Data supplied
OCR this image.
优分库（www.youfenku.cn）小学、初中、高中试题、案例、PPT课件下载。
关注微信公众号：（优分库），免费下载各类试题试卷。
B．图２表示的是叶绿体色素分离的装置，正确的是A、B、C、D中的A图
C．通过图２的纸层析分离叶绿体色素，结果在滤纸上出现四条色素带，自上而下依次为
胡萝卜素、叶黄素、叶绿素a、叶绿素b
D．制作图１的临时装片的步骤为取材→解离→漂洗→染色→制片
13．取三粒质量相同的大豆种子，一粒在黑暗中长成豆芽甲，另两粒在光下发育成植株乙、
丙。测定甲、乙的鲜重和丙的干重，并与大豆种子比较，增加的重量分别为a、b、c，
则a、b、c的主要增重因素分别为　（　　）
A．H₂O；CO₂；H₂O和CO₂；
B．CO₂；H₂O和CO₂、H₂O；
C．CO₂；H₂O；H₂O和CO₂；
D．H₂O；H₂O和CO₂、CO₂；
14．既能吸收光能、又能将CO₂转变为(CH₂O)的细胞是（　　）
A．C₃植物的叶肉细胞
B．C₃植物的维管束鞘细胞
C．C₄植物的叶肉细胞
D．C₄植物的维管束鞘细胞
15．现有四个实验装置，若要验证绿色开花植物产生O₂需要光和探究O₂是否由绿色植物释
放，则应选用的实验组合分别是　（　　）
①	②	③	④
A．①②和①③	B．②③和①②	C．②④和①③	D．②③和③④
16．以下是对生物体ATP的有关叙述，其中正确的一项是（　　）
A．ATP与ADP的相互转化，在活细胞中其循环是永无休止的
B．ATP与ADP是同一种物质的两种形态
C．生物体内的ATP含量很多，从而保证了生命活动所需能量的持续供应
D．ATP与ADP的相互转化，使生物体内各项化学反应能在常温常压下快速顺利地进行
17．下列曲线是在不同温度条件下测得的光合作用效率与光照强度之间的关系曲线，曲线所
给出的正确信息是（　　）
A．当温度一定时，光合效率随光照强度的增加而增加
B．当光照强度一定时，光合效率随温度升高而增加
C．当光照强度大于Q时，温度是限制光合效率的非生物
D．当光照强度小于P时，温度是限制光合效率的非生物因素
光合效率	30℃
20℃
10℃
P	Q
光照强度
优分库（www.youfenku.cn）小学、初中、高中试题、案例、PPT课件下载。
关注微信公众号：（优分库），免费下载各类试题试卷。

Instructions for the task
Every line that holds the string "ATP与ADP的相互转化" should be returned.

Right answer
A．ATP与ADP的相互转化，在活细胞中其循环是永无休止的
D．ATP与ADP的相互转化，使生物体内各项化学反应能在常温常压下快速顺利地进行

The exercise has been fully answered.